**Problem:**
Repeat the listing in full. Nothing may be added or left out.

[A block of data]
»»

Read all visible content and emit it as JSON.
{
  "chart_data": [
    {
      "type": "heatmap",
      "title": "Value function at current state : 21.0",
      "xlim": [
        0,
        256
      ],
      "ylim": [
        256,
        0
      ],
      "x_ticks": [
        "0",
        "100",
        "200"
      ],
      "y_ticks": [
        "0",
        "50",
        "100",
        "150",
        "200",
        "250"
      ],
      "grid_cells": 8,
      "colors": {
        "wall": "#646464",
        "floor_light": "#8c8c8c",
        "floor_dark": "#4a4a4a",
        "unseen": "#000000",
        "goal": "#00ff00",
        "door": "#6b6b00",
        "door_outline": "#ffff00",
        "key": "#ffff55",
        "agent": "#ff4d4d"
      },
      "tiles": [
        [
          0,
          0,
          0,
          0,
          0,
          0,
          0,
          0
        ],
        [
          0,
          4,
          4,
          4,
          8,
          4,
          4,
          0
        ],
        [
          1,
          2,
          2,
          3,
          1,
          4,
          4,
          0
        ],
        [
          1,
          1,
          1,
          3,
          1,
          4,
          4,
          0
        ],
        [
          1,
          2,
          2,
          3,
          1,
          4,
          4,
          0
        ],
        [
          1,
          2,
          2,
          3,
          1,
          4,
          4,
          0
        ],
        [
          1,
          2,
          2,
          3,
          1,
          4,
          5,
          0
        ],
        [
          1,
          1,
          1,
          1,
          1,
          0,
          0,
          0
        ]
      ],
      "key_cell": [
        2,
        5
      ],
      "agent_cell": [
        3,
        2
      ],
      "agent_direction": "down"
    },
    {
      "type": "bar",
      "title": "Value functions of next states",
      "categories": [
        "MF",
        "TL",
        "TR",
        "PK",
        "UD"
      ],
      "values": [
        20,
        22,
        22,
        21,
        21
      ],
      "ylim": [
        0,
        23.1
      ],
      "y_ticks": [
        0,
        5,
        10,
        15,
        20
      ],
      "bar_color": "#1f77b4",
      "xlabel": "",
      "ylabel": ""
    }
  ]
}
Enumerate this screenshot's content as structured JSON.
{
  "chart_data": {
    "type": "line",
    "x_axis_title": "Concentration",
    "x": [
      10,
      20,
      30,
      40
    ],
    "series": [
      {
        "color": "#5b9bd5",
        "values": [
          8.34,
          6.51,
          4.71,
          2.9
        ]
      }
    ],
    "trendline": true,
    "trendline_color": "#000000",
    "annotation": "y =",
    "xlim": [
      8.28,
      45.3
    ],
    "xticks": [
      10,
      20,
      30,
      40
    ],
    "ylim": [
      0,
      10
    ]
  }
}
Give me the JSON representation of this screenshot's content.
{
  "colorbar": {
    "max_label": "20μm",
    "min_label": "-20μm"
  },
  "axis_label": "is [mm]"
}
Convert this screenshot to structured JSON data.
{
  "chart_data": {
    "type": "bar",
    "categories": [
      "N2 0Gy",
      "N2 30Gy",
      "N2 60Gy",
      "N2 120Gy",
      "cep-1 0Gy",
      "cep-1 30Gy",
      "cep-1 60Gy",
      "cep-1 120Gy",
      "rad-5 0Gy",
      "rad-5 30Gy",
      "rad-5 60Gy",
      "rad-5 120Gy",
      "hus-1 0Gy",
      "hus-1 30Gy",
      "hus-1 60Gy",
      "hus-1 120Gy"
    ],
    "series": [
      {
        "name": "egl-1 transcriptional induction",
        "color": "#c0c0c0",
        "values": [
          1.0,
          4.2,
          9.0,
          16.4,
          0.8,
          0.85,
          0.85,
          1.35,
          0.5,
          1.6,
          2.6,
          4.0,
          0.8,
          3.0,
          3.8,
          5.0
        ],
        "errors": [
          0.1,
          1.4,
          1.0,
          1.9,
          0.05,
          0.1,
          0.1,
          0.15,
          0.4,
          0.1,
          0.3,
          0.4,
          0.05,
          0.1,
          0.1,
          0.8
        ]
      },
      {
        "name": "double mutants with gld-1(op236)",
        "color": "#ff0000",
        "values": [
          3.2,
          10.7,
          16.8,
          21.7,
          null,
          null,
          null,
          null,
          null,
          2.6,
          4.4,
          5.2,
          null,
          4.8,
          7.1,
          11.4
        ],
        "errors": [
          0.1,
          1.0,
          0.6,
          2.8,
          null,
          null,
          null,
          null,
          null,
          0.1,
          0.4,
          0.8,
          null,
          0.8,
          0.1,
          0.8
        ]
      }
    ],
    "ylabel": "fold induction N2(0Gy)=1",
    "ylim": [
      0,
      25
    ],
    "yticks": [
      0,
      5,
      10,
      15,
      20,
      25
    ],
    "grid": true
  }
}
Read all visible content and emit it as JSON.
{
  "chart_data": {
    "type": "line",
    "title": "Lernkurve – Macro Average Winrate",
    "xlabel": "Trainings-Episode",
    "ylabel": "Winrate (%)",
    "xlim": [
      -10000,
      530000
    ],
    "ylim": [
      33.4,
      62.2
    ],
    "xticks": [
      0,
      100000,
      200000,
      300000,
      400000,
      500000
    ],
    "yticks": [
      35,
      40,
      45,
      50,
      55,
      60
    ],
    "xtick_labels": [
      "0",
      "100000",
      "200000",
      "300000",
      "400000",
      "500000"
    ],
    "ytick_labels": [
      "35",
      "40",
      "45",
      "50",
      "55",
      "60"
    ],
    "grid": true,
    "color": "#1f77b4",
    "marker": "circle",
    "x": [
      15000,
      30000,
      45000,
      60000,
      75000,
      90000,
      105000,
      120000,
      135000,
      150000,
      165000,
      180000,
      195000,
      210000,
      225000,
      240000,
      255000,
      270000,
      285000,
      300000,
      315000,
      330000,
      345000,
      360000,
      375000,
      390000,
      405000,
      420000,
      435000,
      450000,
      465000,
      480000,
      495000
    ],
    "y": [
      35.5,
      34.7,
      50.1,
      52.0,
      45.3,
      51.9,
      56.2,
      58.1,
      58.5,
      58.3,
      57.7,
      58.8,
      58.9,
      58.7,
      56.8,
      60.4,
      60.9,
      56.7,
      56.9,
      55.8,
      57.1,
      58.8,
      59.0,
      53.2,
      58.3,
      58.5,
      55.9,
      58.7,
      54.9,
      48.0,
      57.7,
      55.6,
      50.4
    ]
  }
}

««

**The reply:**
Read all visible content and emit it as JSON.
{
  "chart_data": [
    {
      "type": "heatmap",
      "title": "Value function at current state : 21.0",
      "xlim": [
        0,
        256
      ],
      "ylim": [
        256,
        0
      ],
      "x_ticks": [
        "0",
        "100",
        "200"
      ],
      "y_ticks": [
        "0",
        "50",
        "100",
        "150",
        "200",
        "250"
      ],
      "grid_cells": 8,
      "colors": {
        "wall": "#646464",
        "floor_light": "#8c8c8c",
        "floor_dark": "#4a4a4a",
        "unseen": "#000000",
        "goal": "#00ff00",
        "door": "#6b6b00",
        "door_outline": "#ffff00",
        "key": "#ffff55",
        "agent": "#ff4d4d"
      },
      "tiles": [
        [
          0,
          0,
          0,
          0,
          0,
          0,
          0,
          0
        ],
        [
          0,
          4,
          4,
          4,
          8,
          4,
          4,
          0
        ],
        [
          1,
          2,
          2,
          3,
          1,
          4,
          4,
          0
        ],
        [
          1,
          1,
          1,
          3,
          1,
          4,
          4,
          0
        ],
        [
          1,
          2,
          2,
          3,
          1,
          4,
          4,
          0
        ],
        [
          1,
          2,
          2,
          3,
          1,
          4,
          4,
          0
        ],
        [
          1,
          2,
          2,
          3,
          1,
          4,
          5,
          0
        ],
        [
          1,
          1,
          1,
          1,
          1,
          0,
          0,
          0
        ]
      ],
      "key_cell": [
        2,
        5
      ],
      "agent_cell": [
        3,
        2
      ],
      "agent_direction": "down"
    },
    {
      "type": "bar",
      "title": "Value functions of next states",
      "categories": [
        "MF",
        "TL",
        "TR",
        "PK",
        "UD"
      ],
      "values": [
        20,
        22,
        22,
        21,
        21
      ],
      "ylim": [
        0,
        23.1
      ],
      "y_ticks": [
        0,
        5,
        10,
        15,
        20
      ],
      "bar_color": "#1f77b4",
      "xlabel": "",
      "ylabel": ""
    }
  ]
}
Enumerate this screenshot's content as structured JSON.
{
  "chart_data": {
    "type": "line",
    "x_axis_title": "Concentration",
    "x": [
      10,
      20,
      30,
      40
    ],
    "series": [
      {
        "color": "#5b9bd5",
        "values": [
          8.34,
          6.51,
          4.71,
          2.9
        ]
      }
    ],
    "trendline": true,
    "trendline_color": "#000000",
    "annotation": "y =",
    "xlim": [
      8.28,
      45.3
    ],
    "xticks": [
      10,
      20,
      30,
      40
    ],
    "ylim": [
      0,
      10
    ]
  }
}
Give me the JSON representation of this screenshot's content.
{
  "colorbar": {
    "max_label": "20μm",
    "min_label": "-20μm"
  },
  "axis_label": "is [mm]"
}
Convert this screenshot to structured JSON data.
{
  "chart_data": {
    "type": "bar",
    "categories": [
      "N2 0Gy",
      "N2 30Gy",
      "N2 60Gy",
      "N2 120Gy",
      "cep-1 0Gy",
      "cep-1 30Gy",
      "cep-1 60Gy",
      "cep-1 120Gy",
      "rad-5 0Gy",
      "rad-5 30Gy",
      "rad-5 60Gy",
      "rad-5 120Gy",
      "hus-1 0Gy",
      "hus-1 30Gy",
      "hus-1 60Gy",
      "hus-1 120Gy"
    ],
    "series": [
      {
        "name": "egl-1 transcriptional induction",
        "color": "#c0c0c0",
        "values": [
          1.0,
          4.2,
          9.0,
          16.4,
          0.8,
          0.85,
          0.85,
          1.35,
          0.5,
          1.6,
          2.6,
          4.0,
          0.8,
          3.0,
          3.8,
          5.0
        ],
        "errors": [
          0.1,
          1.4,
          1.0,
          1.9,
          0.05,
          0.1,
          0.1,
          0.15,
          0.4,
          0.1,
          0.3,
          0.4,
          0.05,
          0.1,
          0.1,
          0.8
        ]
      },
      {
        "name": "double mutants with gld-1(op236)",
        "color": "#ff0000",
        "values": [
          3.2,
          10.7,
          16.8,
          21.7,
          null,
          null,
          null,
          null,
          null,
          2.6,
          4.4,
          5.2,
          null,
          4.8,
          7.1,
          11.4
        ],
        "errors": [
          0.1,
          1.0,
          0.6,
          2.8,
          null,
          null,
          null,
          null,
          null,
          0.1,
          0.4,
          0.8,
          null,
          0.8,
          0.1,
          0.8
        ]
      }
    ],
    "ylabel": "fold induction N2(0Gy)=1",
    "ylim": [
      0,
      25
    ],
    "yticks": [
      0,
      5,
      10,
      15,
      20,
      25
    ],
    "grid": true
  }
}
Read all visible content and emit it as JSON.
{
  "chart_data": {
    "type": "line",
    "title": "Lernkurve – Macro Average Winrate",
    "xlabel": "Trainings-Episode",
    "ylabel": "Winrate (%)",
    "xlim": [
      -10000,
      530000
    ],
    "ylim": [
      33.4,
      62.2
    ],
    "xticks": [
      0,
      100000,
      200000,
      300000,
      400000,
      500000
    ],
    "yticks": [
      35,
      40,
      45,
      50,
      55,
      60
    ],
    "xtick_labels": [
      "0",
      "100000",
      "200000",
      "300000",
      "400000",
      "500000"
    ],
    "ytick_labels": [
      "35",
      "40",
      "45",
      "50",
      "55",
      "60"
    ],
    "grid": true,
    "color": "#1f77b4",
    "marker": "circle",
    "x": [
      15000,
      30000,
      45000,
      60000,
      75000,
      90000,
      105000,
      120000,
      135000,
      150000,
      165000,
      180000,
      195000,
      210000,
      225000,
      240000,
      255000,
      270000,
      285000,
      300000,
      315000,
      330000,
      345000,
      360000,
      375000,
      390000,
      405000,
      420000,
      435000,
      450000,
      465000,
      480000,
      495000
    ],
    "y": [
      35.5,
      34.7,
      50.1,
      52.0,
      45.3,
      51.9,
      56.2,
      58.1,
      58.5,
      58.3,
      57.7,
      58.8,
      58.9,
      58.7,
      56.8,
      60.4,
      60.9,
      56.7,
      56.9,
      55.8,
      57.1,
      58.8,
      59.0,
      53.2,
      58.3,
      58.5,
      55.9,
      58.7,
      54.9,
      48.0,
      57.7,
      55.6,
      50.4
    ]
  }
}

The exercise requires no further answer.